Pull every line containing the word "this" from the records.

··· Task inputs

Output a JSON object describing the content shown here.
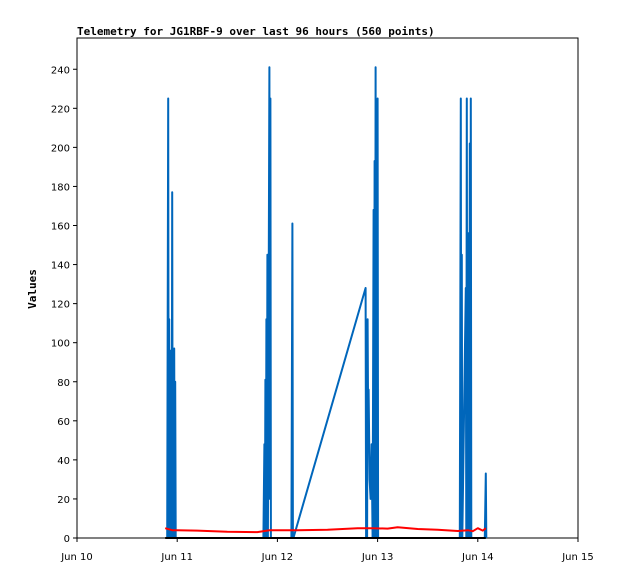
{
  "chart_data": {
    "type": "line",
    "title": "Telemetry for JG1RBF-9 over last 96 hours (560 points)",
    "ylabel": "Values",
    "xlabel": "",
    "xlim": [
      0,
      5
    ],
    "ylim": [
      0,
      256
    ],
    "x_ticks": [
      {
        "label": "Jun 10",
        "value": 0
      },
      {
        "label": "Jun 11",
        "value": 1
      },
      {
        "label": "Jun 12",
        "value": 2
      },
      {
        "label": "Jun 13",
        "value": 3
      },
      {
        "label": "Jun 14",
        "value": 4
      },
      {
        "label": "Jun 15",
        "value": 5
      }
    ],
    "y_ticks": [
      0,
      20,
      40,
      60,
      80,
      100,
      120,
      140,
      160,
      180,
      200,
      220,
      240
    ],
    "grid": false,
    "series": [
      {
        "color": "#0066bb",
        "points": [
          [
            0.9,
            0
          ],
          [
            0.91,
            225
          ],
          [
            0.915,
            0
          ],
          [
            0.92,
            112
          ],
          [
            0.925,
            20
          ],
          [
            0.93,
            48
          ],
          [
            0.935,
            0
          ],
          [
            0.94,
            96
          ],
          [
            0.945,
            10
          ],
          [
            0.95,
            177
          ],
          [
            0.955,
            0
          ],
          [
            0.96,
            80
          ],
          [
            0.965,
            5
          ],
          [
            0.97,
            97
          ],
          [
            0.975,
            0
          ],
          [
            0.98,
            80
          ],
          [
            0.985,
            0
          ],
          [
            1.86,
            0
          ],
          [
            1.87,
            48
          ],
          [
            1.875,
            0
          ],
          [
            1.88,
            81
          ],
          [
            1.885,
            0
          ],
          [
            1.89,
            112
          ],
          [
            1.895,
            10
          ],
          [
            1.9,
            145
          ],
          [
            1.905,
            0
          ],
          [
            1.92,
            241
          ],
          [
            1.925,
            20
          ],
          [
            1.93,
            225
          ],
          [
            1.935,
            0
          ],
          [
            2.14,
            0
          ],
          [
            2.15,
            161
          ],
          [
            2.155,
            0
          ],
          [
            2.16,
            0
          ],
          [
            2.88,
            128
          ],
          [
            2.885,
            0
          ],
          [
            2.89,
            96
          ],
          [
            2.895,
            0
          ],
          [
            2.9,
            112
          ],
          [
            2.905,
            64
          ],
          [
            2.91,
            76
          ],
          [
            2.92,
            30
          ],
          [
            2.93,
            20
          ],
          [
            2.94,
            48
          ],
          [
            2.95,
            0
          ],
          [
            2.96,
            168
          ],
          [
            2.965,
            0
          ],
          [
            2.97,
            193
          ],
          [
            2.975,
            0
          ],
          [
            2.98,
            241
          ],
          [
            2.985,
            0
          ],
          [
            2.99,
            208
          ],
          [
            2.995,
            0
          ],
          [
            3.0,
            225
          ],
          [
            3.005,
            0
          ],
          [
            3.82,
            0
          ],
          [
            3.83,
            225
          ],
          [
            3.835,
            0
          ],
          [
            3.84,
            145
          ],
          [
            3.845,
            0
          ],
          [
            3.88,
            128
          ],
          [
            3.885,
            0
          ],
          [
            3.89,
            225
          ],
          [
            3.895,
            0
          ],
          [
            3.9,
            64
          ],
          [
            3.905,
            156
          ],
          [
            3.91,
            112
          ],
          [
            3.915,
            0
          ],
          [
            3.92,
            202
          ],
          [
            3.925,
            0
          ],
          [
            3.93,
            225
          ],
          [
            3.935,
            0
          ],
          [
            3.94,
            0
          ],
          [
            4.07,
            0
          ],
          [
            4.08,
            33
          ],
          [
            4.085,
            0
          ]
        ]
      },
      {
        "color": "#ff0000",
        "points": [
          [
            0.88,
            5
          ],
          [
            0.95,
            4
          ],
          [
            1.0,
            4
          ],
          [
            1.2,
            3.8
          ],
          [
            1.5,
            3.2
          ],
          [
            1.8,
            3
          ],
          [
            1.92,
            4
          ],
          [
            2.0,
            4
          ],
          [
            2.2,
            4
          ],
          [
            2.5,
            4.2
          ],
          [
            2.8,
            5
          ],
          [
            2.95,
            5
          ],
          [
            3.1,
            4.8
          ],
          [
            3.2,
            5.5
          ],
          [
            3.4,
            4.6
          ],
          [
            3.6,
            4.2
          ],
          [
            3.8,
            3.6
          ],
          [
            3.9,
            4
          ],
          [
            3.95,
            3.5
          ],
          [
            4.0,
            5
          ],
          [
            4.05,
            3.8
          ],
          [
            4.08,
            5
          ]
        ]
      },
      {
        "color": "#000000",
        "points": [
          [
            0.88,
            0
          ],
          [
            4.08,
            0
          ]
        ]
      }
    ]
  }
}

······
··· Task inputs

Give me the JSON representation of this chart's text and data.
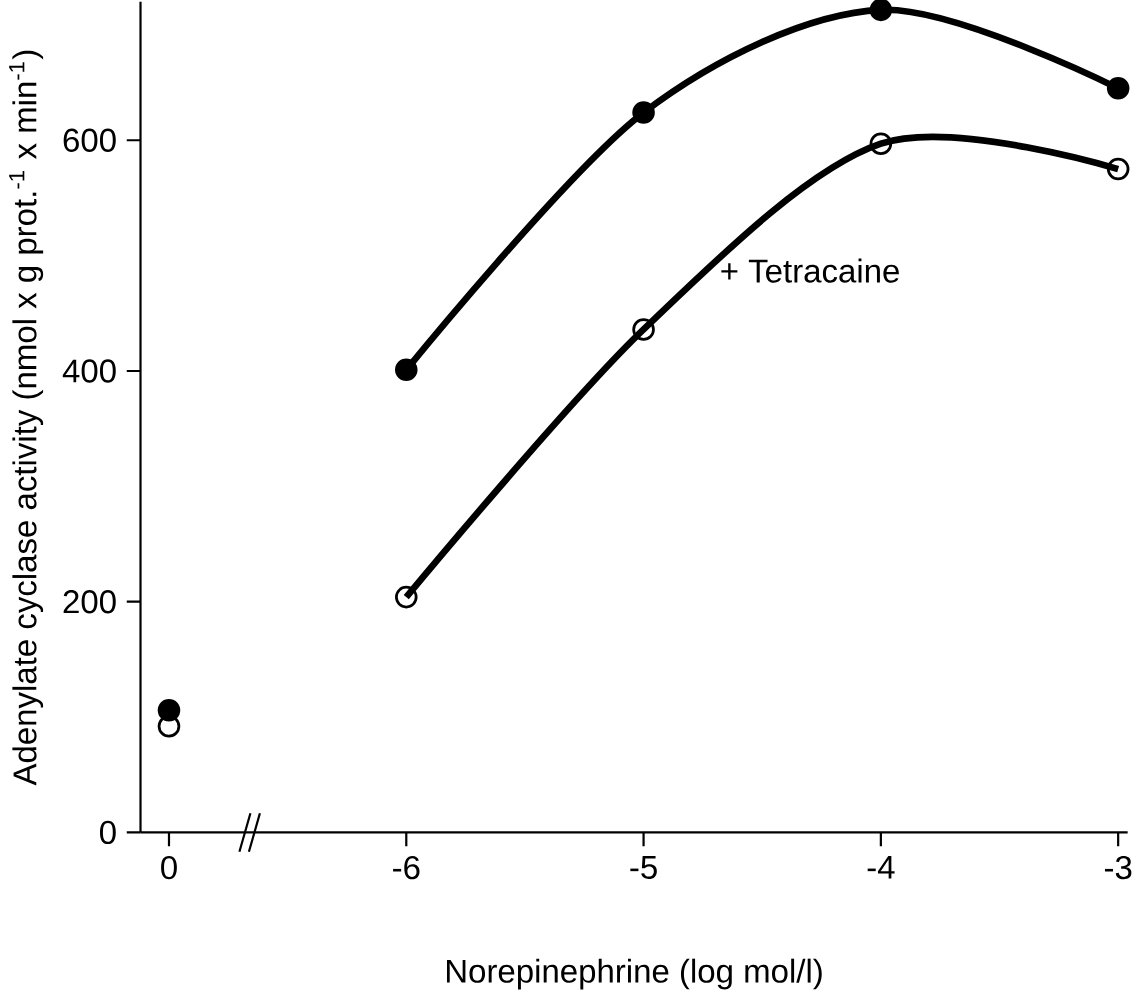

······
··· Task inputs

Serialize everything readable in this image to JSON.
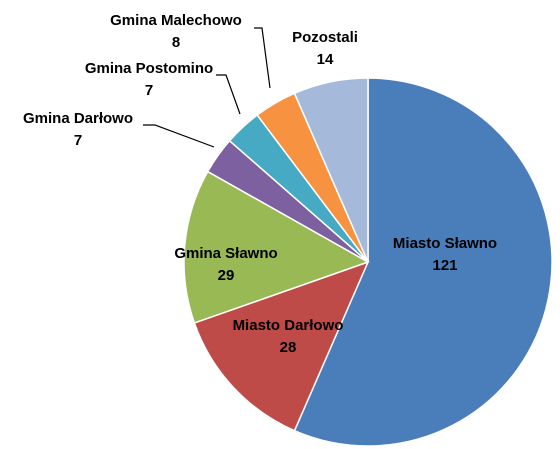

······

### Problem solution:
Give me the JSON representation of this chart's text and data.
Serialize everything readable in this image to JSON.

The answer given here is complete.